— start Material provided —
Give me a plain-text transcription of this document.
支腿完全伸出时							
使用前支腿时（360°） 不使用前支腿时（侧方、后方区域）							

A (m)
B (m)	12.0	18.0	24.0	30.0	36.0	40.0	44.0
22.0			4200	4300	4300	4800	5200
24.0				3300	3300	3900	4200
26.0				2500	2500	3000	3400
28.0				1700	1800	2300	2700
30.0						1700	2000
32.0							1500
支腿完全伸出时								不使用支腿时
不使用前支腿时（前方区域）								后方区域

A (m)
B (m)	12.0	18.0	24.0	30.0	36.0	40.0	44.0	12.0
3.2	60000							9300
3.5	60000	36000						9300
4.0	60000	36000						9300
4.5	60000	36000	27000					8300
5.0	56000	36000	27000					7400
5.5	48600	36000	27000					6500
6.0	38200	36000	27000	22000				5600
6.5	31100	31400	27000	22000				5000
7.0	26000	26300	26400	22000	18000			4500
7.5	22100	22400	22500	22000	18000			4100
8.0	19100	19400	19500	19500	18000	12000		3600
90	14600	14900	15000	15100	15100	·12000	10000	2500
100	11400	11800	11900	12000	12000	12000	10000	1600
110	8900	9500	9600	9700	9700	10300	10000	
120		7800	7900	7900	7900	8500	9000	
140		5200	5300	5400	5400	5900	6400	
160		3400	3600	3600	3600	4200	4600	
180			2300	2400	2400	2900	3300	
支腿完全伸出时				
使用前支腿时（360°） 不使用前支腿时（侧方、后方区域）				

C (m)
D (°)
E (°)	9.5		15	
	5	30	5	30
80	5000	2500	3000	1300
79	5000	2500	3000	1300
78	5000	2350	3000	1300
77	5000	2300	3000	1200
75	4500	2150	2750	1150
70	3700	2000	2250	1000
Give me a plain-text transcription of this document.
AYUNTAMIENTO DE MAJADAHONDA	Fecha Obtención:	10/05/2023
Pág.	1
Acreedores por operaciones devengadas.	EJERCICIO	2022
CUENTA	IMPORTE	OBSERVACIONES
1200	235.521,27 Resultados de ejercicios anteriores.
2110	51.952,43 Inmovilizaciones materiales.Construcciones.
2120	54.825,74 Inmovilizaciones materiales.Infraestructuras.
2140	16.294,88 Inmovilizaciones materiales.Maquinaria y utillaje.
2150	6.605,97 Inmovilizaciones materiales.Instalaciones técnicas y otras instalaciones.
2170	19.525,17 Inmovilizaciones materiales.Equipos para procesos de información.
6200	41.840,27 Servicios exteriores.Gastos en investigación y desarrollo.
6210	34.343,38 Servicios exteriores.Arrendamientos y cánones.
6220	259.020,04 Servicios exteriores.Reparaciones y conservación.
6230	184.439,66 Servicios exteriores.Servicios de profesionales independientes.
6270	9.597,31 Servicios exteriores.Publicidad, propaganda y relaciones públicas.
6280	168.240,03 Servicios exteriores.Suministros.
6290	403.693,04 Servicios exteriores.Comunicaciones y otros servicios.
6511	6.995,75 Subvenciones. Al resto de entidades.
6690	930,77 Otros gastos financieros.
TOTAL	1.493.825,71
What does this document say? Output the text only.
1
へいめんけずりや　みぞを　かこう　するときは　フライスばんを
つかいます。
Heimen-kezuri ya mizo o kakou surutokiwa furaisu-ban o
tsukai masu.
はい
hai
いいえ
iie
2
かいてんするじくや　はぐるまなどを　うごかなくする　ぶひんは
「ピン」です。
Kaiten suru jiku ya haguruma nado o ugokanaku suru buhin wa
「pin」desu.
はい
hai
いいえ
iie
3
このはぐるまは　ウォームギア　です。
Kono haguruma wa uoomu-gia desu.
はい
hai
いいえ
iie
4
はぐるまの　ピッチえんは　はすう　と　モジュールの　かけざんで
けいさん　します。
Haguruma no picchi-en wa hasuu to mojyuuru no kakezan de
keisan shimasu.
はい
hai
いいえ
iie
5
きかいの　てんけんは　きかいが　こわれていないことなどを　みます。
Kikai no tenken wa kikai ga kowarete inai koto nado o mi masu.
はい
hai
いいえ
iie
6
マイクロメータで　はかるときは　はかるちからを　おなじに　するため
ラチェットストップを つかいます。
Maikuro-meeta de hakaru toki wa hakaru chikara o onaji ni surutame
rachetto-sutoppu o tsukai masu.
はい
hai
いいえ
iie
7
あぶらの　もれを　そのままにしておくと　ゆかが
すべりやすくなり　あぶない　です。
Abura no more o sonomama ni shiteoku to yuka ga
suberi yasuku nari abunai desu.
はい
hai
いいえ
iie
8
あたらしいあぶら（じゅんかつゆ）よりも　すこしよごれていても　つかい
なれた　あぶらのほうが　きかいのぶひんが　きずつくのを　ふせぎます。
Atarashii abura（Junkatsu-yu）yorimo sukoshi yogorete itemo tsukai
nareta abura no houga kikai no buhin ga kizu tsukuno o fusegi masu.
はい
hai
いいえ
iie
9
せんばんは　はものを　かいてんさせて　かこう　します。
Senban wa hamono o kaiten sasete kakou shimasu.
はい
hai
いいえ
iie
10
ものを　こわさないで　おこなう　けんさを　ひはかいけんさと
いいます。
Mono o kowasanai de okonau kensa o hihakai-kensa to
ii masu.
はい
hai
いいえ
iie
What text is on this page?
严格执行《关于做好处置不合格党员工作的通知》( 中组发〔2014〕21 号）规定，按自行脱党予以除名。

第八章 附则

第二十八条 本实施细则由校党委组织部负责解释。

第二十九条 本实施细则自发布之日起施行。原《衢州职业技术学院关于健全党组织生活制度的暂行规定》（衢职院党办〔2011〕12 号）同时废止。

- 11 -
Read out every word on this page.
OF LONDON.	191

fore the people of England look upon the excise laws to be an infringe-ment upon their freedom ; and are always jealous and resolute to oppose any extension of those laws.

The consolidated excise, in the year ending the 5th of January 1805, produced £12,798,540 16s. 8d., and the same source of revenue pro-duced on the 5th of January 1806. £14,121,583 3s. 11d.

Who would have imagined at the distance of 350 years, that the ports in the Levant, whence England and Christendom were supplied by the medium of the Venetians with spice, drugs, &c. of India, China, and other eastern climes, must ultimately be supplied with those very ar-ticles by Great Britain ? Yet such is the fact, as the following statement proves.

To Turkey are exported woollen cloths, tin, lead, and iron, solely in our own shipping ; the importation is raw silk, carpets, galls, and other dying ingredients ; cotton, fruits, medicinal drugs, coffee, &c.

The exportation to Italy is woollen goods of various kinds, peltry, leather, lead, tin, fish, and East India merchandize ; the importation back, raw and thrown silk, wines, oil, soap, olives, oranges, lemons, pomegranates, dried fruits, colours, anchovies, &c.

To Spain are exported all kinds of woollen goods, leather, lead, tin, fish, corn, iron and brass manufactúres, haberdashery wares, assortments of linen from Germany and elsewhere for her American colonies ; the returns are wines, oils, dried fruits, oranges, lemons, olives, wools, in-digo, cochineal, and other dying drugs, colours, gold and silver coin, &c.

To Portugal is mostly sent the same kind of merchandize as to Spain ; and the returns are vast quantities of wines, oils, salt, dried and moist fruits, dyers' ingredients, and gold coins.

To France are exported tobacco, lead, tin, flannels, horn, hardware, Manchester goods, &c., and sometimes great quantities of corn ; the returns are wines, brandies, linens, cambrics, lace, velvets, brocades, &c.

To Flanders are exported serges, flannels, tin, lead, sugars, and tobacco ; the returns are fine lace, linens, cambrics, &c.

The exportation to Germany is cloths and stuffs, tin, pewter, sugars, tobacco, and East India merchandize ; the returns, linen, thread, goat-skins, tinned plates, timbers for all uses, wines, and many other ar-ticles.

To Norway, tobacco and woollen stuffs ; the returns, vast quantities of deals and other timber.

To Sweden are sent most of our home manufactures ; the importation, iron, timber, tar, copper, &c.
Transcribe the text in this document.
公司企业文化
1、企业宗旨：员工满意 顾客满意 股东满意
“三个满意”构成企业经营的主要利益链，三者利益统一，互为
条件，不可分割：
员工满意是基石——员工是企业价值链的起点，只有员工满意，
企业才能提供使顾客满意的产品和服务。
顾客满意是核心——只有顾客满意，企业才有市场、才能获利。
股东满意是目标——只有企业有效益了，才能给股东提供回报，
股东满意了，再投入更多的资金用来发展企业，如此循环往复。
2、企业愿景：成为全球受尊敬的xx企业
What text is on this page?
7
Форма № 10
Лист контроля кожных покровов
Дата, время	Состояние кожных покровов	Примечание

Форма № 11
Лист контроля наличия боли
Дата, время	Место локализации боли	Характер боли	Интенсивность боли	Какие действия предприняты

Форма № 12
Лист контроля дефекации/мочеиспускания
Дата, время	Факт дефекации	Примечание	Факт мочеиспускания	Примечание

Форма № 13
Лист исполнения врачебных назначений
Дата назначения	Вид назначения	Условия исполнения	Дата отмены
— end Material provided —
▶ To be done
Only the number is wanted: how many lines in the data include the string "мочеиспускания"?

▶ Exercise result
2